**What this task involves:** Look through the listing for the word "name". Copy each line that has it.

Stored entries

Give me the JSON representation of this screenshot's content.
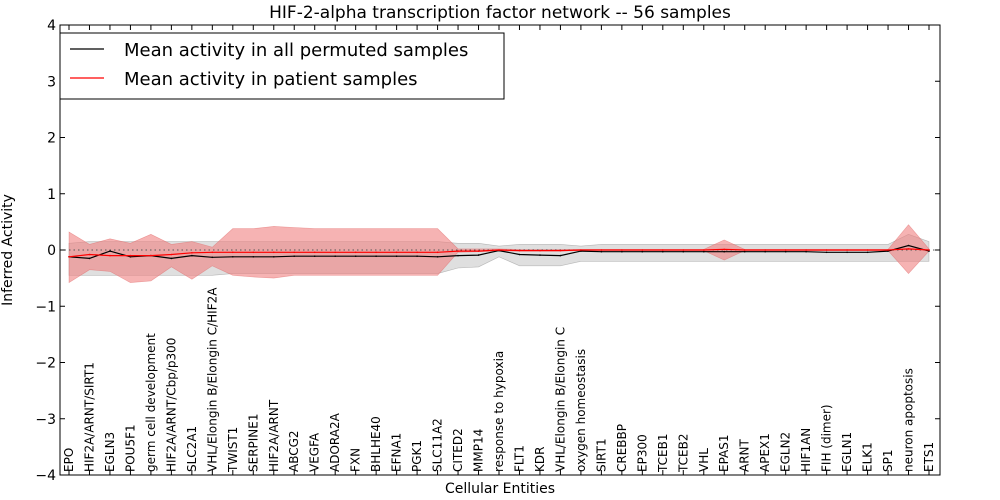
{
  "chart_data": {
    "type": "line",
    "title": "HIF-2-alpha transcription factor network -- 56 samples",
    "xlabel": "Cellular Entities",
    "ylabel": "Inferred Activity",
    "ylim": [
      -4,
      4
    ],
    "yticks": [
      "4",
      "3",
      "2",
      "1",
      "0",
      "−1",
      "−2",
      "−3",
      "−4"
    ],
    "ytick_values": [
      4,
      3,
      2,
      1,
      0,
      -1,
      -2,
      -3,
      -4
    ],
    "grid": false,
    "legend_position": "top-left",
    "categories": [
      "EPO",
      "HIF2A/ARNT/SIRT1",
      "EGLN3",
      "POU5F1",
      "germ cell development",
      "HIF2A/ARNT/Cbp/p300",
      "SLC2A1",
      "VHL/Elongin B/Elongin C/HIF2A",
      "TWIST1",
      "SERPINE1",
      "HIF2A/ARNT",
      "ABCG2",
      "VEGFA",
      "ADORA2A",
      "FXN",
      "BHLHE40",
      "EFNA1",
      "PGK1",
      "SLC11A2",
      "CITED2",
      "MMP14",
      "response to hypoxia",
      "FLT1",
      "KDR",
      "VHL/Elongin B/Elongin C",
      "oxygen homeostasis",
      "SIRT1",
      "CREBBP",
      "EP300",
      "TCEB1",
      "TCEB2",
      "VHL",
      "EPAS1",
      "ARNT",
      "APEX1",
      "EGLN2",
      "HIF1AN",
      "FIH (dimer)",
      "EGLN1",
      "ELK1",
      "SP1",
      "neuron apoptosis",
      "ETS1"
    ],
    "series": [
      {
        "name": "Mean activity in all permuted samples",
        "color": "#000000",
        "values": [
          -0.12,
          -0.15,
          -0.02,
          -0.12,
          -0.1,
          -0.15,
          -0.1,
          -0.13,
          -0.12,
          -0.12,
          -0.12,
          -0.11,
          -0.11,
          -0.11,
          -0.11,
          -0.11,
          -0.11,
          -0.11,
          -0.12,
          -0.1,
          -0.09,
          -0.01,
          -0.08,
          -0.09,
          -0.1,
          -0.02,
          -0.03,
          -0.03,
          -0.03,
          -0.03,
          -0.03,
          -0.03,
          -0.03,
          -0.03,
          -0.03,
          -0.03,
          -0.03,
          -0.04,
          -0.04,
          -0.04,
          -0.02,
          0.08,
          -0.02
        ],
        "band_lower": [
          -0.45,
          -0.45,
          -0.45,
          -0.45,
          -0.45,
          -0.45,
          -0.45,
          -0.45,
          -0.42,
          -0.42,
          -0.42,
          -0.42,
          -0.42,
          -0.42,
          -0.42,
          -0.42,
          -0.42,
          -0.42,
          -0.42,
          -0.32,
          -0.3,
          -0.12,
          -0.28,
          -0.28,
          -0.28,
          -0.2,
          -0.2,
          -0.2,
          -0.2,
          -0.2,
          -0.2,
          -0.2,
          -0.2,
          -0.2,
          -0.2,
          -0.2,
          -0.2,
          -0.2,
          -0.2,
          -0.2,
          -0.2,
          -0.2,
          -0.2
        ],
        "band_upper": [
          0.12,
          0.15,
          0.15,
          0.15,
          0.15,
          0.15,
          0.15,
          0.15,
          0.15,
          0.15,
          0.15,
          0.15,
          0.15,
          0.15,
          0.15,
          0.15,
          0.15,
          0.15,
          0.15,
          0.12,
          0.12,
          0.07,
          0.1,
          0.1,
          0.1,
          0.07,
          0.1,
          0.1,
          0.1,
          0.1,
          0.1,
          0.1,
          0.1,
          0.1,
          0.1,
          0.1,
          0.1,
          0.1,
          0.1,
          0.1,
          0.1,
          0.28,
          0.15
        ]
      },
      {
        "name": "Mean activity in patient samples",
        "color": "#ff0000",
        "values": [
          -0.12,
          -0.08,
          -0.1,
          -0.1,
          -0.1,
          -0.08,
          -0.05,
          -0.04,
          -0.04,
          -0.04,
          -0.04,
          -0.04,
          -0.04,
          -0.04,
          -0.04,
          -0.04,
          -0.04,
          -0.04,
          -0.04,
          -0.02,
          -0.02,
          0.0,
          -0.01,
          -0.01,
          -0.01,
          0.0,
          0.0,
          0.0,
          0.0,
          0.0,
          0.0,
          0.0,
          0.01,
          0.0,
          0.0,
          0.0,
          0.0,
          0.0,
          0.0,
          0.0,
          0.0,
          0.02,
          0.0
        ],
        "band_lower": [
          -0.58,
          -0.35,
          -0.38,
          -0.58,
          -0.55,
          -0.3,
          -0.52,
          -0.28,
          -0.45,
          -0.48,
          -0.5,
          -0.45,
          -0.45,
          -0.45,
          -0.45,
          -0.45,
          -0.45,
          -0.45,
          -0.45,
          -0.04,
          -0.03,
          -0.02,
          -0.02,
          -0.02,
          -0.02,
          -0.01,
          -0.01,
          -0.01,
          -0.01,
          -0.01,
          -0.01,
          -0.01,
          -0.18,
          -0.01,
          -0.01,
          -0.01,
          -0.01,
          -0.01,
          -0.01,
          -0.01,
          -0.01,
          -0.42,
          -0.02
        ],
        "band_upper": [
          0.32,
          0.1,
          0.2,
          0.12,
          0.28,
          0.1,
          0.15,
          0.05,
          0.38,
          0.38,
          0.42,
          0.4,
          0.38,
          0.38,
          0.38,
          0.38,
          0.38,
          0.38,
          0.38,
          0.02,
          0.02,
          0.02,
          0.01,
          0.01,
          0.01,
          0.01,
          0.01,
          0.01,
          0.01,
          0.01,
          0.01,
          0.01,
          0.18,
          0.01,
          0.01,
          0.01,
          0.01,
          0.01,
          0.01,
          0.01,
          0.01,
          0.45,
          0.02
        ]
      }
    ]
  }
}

**Task answer:**
        "name": "Mean activity in all permuted samples",
        "name": "Mean activity in patient samples",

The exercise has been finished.